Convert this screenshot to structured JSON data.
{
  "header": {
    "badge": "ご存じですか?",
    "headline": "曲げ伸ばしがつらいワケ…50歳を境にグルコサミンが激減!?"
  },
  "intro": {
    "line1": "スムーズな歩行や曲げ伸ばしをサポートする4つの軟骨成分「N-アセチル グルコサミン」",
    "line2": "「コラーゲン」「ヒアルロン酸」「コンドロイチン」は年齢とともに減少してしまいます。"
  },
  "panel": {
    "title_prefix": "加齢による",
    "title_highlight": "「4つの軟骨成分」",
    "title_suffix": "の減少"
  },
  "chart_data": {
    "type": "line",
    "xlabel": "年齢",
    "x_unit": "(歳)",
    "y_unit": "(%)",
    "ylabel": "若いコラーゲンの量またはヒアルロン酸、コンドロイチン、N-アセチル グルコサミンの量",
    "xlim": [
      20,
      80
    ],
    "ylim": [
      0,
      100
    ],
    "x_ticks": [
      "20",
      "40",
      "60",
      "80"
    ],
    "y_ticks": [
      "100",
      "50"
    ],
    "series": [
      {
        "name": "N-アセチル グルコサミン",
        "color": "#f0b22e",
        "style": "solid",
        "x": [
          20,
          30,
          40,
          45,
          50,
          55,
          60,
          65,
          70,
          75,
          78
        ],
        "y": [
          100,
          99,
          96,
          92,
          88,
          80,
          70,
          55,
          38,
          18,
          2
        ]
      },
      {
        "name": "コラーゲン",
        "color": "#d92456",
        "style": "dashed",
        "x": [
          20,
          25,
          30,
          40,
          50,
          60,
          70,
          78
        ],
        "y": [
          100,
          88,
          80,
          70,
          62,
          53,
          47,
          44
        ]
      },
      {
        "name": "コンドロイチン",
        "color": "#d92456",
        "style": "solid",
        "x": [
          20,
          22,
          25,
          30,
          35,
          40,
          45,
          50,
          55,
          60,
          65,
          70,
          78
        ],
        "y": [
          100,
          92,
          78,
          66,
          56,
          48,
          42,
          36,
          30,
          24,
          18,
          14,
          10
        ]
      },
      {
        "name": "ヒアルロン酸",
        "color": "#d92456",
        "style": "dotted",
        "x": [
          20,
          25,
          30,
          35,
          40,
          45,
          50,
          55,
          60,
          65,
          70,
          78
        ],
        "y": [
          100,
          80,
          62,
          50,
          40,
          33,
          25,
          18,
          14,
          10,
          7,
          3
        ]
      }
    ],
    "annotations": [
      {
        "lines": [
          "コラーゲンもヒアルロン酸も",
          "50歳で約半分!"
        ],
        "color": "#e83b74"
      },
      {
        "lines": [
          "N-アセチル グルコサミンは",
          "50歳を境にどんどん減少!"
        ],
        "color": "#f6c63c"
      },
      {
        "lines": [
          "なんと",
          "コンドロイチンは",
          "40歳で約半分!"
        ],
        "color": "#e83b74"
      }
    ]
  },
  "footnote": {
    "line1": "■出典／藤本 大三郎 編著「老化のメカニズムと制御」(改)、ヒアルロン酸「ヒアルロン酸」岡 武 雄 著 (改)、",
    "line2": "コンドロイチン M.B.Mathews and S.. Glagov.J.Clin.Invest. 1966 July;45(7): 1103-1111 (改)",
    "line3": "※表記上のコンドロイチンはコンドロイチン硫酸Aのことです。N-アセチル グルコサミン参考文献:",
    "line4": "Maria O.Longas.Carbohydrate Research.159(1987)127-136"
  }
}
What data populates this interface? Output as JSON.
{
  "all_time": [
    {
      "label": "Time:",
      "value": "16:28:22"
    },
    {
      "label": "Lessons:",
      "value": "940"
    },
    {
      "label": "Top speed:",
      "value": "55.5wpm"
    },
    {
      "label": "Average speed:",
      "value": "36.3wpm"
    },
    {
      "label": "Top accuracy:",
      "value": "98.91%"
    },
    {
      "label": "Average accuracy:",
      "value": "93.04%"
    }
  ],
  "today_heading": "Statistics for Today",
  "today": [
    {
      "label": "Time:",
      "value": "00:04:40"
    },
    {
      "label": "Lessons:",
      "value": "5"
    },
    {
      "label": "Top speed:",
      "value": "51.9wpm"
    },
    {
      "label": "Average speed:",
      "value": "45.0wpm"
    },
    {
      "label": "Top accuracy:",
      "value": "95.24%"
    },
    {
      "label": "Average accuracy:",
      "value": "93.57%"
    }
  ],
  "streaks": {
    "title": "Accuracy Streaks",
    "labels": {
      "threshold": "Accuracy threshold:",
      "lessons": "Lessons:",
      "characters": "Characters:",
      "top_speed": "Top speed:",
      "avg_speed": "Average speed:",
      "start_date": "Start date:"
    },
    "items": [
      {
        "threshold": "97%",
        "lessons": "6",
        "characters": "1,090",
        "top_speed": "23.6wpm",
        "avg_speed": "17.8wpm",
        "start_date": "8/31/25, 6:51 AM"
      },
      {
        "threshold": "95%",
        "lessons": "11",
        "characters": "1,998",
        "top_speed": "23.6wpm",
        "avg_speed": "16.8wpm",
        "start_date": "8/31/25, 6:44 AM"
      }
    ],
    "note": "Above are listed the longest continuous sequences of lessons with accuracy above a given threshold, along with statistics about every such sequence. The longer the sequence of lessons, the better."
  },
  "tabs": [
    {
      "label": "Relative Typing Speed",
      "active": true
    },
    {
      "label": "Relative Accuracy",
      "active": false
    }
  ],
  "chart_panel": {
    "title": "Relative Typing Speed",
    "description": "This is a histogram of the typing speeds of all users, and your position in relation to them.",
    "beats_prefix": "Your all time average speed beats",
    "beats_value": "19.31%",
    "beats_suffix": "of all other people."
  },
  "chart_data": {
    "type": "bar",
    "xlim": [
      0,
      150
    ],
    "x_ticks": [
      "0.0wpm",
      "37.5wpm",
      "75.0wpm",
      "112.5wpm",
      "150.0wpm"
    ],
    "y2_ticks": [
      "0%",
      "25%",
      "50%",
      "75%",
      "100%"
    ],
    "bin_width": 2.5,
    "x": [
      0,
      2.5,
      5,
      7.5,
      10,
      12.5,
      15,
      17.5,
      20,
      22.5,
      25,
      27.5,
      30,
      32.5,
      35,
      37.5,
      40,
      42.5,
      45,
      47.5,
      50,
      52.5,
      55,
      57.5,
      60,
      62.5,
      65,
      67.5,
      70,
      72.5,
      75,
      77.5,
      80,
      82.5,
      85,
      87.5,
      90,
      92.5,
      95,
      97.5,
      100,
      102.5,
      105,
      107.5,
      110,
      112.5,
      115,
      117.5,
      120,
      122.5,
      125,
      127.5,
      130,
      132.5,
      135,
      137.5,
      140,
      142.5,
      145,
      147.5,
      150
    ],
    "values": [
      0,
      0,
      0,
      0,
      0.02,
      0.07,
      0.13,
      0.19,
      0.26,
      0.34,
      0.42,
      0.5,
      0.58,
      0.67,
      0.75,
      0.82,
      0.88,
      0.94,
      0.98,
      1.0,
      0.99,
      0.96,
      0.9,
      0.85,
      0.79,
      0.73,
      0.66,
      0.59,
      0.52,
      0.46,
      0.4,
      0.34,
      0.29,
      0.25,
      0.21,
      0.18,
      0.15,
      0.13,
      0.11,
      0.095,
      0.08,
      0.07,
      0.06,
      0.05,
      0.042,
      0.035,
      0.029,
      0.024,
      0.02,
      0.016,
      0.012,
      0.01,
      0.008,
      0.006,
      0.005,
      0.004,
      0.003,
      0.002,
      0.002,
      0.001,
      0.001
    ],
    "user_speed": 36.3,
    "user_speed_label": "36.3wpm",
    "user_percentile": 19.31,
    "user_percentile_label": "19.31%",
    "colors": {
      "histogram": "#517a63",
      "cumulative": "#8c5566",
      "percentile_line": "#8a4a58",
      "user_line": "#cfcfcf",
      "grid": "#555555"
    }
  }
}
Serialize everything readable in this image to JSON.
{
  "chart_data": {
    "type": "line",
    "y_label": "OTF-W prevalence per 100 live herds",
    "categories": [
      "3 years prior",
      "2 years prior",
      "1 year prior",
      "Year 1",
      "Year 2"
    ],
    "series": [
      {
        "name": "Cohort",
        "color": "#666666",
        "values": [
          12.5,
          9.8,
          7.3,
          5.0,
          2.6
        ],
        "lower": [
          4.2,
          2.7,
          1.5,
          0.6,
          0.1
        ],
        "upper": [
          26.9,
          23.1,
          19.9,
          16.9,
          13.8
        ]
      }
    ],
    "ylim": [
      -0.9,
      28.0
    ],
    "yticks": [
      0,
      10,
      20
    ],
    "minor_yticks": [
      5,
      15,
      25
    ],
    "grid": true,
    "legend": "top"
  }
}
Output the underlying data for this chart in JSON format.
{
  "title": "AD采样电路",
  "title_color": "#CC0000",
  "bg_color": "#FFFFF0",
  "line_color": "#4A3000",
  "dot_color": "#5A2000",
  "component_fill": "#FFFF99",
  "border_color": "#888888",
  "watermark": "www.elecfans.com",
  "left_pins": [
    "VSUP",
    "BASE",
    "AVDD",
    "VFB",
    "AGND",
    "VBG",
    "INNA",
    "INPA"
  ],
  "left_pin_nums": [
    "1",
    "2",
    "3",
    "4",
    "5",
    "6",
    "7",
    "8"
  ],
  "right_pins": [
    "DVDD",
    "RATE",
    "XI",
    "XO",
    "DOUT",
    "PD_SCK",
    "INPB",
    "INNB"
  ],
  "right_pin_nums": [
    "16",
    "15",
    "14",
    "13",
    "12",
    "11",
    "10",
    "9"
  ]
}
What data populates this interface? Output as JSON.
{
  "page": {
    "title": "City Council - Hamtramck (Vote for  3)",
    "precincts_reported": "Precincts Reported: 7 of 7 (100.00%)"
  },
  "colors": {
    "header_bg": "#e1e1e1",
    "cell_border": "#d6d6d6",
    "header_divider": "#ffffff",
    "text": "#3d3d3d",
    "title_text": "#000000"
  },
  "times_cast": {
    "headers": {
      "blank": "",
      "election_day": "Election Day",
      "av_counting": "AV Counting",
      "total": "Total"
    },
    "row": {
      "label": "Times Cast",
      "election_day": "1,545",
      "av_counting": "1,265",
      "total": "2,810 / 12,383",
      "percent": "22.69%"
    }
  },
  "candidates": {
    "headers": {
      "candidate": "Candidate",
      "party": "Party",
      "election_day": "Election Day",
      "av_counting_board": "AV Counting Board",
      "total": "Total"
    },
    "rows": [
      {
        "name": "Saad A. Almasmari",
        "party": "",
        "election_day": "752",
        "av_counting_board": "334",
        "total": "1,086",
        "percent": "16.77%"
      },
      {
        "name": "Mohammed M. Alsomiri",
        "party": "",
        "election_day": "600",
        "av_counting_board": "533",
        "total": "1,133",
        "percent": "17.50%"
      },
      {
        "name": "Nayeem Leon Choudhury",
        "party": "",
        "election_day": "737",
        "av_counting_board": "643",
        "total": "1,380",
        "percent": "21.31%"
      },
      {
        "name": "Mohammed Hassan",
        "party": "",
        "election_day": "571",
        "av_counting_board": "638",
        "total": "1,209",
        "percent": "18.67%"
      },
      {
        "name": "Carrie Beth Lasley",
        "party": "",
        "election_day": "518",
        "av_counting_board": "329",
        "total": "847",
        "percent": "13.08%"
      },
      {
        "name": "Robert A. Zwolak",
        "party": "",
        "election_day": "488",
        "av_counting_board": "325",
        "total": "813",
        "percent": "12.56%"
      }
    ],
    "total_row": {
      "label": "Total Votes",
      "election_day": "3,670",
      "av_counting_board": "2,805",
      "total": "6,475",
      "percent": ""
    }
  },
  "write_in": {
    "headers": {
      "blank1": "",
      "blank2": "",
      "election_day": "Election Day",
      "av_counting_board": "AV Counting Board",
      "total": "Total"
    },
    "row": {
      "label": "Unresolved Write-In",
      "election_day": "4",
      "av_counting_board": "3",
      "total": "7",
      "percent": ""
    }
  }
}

* DIRECTION
State only how many lines in the material include "アセチル".

* ANSWER TO THIS TASK
5